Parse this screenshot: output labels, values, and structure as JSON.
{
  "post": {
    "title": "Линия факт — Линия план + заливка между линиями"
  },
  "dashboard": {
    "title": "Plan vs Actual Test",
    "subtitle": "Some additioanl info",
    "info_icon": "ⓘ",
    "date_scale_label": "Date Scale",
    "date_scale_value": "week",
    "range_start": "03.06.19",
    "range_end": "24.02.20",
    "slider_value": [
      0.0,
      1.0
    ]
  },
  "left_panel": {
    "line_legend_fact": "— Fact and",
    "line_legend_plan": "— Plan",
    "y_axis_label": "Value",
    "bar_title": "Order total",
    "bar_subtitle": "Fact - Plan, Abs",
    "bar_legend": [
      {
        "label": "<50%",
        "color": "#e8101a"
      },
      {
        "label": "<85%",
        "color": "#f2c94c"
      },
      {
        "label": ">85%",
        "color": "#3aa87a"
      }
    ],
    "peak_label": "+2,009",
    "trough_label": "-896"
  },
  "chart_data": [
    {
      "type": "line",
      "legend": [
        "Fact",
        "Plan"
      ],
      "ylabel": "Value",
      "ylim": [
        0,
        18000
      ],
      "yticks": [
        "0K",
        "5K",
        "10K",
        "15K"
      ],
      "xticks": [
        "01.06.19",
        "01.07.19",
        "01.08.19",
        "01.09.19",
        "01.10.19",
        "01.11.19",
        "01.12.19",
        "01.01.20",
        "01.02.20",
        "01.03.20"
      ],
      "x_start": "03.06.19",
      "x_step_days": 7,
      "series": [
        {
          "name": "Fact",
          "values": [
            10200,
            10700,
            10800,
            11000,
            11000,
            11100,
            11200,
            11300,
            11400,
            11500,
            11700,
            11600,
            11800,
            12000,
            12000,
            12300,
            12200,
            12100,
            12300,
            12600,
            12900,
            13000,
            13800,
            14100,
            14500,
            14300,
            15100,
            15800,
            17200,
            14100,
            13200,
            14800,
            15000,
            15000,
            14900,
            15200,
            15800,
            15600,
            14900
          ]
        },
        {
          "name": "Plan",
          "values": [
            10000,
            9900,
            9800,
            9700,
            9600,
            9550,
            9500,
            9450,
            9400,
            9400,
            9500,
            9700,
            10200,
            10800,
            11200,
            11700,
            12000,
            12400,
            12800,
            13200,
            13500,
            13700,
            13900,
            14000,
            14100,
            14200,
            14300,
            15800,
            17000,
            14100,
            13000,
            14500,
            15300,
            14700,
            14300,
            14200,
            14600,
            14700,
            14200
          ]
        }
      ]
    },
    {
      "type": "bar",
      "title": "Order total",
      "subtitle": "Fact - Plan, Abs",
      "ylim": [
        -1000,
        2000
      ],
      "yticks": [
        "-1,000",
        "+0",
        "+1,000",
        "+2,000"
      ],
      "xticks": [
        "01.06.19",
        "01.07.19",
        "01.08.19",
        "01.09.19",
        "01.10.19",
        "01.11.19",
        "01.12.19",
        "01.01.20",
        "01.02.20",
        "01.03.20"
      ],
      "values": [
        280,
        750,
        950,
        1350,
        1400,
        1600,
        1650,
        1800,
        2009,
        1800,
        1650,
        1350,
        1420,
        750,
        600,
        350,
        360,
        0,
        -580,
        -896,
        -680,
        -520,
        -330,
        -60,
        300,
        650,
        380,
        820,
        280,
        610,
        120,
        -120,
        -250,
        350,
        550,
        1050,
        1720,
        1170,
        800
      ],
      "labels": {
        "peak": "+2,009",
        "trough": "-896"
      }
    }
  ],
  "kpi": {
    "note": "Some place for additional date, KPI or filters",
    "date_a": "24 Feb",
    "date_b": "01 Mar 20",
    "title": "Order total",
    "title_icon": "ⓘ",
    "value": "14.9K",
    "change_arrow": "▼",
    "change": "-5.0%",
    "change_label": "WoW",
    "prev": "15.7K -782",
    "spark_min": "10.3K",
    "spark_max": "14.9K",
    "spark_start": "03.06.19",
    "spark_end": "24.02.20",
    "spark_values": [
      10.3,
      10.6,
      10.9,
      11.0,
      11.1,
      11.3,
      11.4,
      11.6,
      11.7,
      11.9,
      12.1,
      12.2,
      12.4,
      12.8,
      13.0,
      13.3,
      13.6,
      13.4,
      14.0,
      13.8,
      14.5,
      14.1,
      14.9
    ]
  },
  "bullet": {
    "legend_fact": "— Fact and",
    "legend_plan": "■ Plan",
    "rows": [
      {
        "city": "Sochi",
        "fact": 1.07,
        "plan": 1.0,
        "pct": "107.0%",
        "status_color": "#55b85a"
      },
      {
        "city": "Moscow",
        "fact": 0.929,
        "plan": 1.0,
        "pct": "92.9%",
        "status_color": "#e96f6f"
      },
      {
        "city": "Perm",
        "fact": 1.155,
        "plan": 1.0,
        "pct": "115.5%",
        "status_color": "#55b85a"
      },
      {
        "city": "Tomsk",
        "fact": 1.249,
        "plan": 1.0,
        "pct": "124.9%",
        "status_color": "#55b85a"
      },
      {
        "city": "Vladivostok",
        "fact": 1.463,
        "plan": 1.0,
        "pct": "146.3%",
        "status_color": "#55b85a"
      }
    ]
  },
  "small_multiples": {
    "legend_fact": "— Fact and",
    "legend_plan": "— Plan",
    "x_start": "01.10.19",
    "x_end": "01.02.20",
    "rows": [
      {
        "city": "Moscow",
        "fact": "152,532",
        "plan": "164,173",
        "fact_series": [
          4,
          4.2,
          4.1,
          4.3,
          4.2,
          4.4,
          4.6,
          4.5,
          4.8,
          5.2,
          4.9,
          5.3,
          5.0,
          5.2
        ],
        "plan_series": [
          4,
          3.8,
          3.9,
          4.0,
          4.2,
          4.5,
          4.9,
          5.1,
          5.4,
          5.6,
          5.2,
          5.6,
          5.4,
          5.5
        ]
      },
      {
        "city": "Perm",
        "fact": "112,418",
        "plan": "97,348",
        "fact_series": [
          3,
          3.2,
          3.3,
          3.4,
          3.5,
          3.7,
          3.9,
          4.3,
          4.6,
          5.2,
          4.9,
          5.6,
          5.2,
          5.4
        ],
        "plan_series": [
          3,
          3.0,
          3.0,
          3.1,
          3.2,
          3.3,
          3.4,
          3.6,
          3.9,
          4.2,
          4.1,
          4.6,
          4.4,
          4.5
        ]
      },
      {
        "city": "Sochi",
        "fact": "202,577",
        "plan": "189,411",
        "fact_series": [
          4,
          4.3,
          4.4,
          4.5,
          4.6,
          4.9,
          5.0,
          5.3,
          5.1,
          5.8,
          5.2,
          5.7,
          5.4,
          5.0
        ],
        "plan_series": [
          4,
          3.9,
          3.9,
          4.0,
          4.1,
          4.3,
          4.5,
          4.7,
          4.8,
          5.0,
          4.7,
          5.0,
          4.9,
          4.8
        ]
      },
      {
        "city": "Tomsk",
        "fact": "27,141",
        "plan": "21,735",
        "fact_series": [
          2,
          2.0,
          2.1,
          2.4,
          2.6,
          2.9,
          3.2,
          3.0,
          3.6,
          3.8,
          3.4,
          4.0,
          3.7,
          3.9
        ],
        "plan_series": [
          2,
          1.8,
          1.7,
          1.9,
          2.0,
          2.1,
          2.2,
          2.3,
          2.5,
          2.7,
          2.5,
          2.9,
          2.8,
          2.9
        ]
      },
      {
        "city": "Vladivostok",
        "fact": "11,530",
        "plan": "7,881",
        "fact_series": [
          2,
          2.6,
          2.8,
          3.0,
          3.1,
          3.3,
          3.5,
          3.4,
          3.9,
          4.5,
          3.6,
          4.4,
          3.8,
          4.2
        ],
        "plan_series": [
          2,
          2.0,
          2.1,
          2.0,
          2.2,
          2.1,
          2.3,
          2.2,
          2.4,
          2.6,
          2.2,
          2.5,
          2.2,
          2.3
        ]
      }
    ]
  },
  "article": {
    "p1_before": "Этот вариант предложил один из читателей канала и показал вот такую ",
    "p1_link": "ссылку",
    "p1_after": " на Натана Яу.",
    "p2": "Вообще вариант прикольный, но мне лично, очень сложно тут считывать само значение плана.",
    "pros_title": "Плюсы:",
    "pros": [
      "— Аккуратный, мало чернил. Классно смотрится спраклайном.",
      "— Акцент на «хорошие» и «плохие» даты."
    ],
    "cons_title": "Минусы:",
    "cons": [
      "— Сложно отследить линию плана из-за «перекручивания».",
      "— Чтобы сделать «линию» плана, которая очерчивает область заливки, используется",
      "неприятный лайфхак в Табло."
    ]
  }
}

....................

▶ WORK TO BE COMPLETED
What is the number of lines in the records that contain the string "линию"? Give only that number.

▶ WRITTEN SOLUTION
2